[What to work on] Reproduce the listing below in its entirety. Change nothing.

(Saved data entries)

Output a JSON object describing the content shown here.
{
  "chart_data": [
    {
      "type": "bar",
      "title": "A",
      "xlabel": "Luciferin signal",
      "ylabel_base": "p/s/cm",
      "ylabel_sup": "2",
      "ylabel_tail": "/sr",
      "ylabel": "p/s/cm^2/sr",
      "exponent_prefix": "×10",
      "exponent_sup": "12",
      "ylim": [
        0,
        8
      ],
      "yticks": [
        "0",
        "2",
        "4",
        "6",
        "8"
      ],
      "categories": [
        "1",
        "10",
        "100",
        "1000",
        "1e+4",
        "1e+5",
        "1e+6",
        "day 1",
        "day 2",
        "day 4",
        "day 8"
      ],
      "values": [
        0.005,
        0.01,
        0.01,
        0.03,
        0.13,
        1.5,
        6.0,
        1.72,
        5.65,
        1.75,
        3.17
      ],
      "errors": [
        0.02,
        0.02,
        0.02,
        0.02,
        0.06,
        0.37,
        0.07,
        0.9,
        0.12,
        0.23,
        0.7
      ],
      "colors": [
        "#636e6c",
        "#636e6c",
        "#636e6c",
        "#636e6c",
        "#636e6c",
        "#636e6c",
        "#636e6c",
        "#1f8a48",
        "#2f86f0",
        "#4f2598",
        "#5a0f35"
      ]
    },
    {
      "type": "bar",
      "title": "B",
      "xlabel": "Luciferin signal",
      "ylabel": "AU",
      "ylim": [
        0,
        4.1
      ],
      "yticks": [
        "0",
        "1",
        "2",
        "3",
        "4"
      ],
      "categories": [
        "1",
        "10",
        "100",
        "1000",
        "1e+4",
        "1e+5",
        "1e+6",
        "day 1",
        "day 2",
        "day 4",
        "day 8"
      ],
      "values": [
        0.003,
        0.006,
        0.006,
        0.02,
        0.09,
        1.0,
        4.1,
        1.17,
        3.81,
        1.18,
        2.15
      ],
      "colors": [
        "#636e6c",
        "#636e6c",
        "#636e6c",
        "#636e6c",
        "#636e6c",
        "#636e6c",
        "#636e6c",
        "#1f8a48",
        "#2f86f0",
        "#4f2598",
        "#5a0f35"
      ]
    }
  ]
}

[Solution for this task]
Output a JSON object describing the content shown here.
{
  "chart_data": [
    {
      "type": "bar",
      "title": "A",
      "xlabel": "Luciferin signal",
      "ylabel_base": "p/s/cm",
      "ylabel_sup": "2",
      "ylabel_tail": "/sr",
      "ylabel": "p/s/cm^2/sr",
      "exponent_prefix": "×10",
      "exponent_sup": "12",
      "ylim": [
        0,
        8
      ],
      "yticks": [
        "0",
        "2",
        "4",
        "6",
        "8"
      ],
      "categories": [
        "1",
        "10",
        "100",
        "1000",
        "1e+4",
        "1e+5",
        "1e+6",
        "day 1",
        "day 2",
        "day 4",
        "day 8"
      ],
      "values": [
        0.005,
        0.01,
        0.01,
        0.03,
        0.13,
        1.5,
        6.0,
        1.72,
        5.65,
        1.75,
        3.17
      ],
      "errors": [
        0.02,
        0.02,
        0.02,
        0.02,
        0.06,
        0.37,
        0.07,
        0.9,
        0.12,
        0.23,
        0.7
      ],
      "colors": [
        "#636e6c",
        "#636e6c",
        "#636e6c",
        "#636e6c",
        "#636e6c",
        "#636e6c",
        "#636e6c",
        "#1f8a48",
        "#2f86f0",
        "#4f2598",
        "#5a0f35"
      ]
    },
    {
      "type": "bar",
      "title": "B",
      "xlabel": "Luciferin signal",
      "ylabel": "AU",
      "ylim": [
        0,
        4.1
      ],
      "yticks": [
        "0",
        "1",
        "2",
        "3",
        "4"
      ],
      "categories": [
        "1",
        "10",
        "100",
        "1000",
        "1e+4",
        "1e+5",
        "1e+6",
        "day 1",
        "day 2",
        "day 4",
        "day 8"
      ],
      "values": [
        0.003,
        0.006,
        0.006,
        0.02,
        0.09,
        1.0,
        4.1,
        1.17,
        3.81,
        1.18,
        2.15
      ],
      "colors": [
        "#636e6c",
        "#636e6c",
        "#636e6c",
        "#636e6c",
        "#636e6c",
        "#636e6c",
        "#636e6c",
        "#1f8a48",
        "#2f86f0",
        "#4f2598",
        "#5a0f35"
      ]
    }
  ]
}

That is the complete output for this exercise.